- [EXTRACTED DATA]:
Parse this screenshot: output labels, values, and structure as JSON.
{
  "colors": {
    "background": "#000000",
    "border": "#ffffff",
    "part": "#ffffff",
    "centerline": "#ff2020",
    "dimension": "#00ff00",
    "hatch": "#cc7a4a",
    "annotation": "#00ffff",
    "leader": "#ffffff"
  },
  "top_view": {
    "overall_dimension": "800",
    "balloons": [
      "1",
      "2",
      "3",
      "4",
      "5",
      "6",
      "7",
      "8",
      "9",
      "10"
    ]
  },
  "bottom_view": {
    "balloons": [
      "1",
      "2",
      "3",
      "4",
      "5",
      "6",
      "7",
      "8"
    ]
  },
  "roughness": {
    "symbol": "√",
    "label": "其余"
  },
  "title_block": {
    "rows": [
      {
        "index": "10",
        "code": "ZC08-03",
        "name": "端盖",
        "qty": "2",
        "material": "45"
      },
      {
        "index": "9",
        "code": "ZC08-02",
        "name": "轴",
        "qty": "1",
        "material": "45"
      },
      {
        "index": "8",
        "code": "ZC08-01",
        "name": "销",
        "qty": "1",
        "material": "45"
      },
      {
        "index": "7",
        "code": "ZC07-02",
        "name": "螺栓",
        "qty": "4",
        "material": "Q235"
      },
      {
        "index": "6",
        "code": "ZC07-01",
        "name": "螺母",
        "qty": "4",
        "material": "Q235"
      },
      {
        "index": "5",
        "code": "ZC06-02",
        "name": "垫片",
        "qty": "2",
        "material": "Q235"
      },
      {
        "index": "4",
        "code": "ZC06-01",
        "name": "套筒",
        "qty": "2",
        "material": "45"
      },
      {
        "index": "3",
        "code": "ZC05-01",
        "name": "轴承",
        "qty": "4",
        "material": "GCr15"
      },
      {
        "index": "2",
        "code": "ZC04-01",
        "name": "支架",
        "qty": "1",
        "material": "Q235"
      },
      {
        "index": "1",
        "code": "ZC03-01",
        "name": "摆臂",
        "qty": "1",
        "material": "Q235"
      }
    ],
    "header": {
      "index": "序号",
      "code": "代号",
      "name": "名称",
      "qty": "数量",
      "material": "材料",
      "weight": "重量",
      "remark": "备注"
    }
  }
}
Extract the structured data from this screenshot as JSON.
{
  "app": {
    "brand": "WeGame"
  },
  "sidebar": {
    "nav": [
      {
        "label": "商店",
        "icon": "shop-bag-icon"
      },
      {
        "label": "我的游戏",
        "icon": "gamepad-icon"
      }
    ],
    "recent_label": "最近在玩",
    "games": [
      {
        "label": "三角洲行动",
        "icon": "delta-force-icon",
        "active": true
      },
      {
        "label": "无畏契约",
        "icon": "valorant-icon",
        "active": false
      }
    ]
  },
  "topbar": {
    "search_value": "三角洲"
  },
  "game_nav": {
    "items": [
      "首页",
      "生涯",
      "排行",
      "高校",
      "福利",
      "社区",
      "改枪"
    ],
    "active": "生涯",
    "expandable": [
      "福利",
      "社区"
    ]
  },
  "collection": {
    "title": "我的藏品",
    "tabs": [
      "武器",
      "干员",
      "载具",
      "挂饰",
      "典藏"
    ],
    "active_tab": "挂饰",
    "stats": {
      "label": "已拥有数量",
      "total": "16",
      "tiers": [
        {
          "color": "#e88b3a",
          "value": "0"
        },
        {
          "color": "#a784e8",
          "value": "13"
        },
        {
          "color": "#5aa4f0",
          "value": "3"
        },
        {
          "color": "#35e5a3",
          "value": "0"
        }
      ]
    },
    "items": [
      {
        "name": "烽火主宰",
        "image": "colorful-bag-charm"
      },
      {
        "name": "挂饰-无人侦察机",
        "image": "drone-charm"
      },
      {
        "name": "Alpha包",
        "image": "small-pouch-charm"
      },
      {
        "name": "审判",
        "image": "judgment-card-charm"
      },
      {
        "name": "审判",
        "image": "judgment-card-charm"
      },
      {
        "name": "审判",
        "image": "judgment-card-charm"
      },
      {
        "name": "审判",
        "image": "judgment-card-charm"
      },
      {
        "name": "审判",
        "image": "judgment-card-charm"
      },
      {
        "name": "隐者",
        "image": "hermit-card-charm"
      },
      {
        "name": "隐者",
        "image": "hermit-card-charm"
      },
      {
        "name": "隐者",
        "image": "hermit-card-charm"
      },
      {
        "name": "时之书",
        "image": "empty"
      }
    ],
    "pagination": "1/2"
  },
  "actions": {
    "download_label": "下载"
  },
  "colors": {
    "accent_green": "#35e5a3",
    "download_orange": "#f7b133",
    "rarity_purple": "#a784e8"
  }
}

- [TASK INSTRUCTIONS]: Scan the lines for the string "ffffff". Pick out every line that has it.

- [SOLVED EXERCISE]:
    "border": "#ffffff",
    "part": "#ffffff",
    "leader": "#ffffff"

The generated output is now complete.